Data items:
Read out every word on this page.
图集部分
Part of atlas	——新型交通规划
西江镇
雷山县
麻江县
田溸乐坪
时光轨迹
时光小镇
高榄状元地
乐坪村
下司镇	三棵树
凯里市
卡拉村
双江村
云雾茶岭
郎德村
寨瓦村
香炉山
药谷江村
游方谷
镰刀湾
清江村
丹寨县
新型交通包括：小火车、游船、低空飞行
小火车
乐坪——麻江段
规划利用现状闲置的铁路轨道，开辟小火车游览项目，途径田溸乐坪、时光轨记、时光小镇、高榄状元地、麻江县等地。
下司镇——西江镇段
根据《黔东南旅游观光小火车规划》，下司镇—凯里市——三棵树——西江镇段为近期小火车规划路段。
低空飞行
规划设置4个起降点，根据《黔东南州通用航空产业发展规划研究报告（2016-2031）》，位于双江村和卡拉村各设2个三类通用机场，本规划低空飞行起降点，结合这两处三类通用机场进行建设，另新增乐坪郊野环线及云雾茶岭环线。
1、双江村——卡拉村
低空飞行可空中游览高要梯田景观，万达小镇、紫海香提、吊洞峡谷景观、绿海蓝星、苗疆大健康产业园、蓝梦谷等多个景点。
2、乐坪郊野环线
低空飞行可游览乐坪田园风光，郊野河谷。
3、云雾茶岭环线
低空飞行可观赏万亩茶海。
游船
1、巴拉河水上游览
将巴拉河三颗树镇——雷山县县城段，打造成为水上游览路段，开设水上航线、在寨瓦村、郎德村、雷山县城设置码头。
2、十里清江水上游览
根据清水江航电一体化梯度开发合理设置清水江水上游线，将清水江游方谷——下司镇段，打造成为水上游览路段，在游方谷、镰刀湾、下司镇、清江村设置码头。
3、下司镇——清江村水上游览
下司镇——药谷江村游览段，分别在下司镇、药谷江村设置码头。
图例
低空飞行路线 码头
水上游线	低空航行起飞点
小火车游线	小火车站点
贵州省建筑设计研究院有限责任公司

INSTRUCTION:
Restate each record exactly as written.

REPLY:
Read out every word on this page.
图集部分
Part of atlas	——新型交通规划
西江镇
雷山县
麻江县
田溸乐坪
时光轨迹
时光小镇
高榄状元地
乐坪村
下司镇	三棵树
凯里市
卡拉村
双江村
云雾茶岭
郎德村
寨瓦村
香炉山
药谷江村
游方谷
镰刀湾
清江村
丹寨县
新型交通包括：小火车、游船、低空飞行
小火车
乐坪——麻江段
规划利用现状闲置的铁路轨道，开辟小火车游览项目，途径田溸乐坪、时光轨记、时光小镇、高榄状元地、麻江县等地。
下司镇——西江镇段
根据《黔东南旅游观光小火车规划》，下司镇—凯里市——三棵树——西江镇段为近期小火车规划路段。
低空飞行
规划设置4个起降点，根据《黔东南州通用航空产业发展规划研究报告（2016-2031）》，位于双江村和卡拉村各设2个三类通用机场，本规划低空飞行起降点，结合这两处三类通用机场进行建设，另新增乐坪郊野环线及云雾茶岭环线。
1、双江村——卡拉村
低空飞行可空中游览高要梯田景观，万达小镇、紫海香提、吊洞峡谷景观、绿海蓝星、苗疆大健康产业园、蓝梦谷等多个景点。
2、乐坪郊野环线
低空飞行可游览乐坪田园风光，郊野河谷。
3、云雾茶岭环线
低空飞行可观赏万亩茶海。
游船
1、巴拉河水上游览
将巴拉河三颗树镇——雷山县县城段，打造成为水上游览路段，开设水上航线、在寨瓦村、郎德村、雷山县城设置码头。
2、十里清江水上游览
根据清水江航电一体化梯度开发合理设置清水江水上游线，将清水江游方谷——下司镇段，打造成为水上游览路段，在游方谷、镰刀湾、下司镇、清江村设置码头。
3、下司镇——清江村水上游览
下司镇——药谷江村游览段，分别在下司镇、药谷江村设置码头。
图例
低空飞行路线 码头
水上游线	低空航行起飞点
小火车游线	小火车站点
贵州省建筑设计研究院有限责任公司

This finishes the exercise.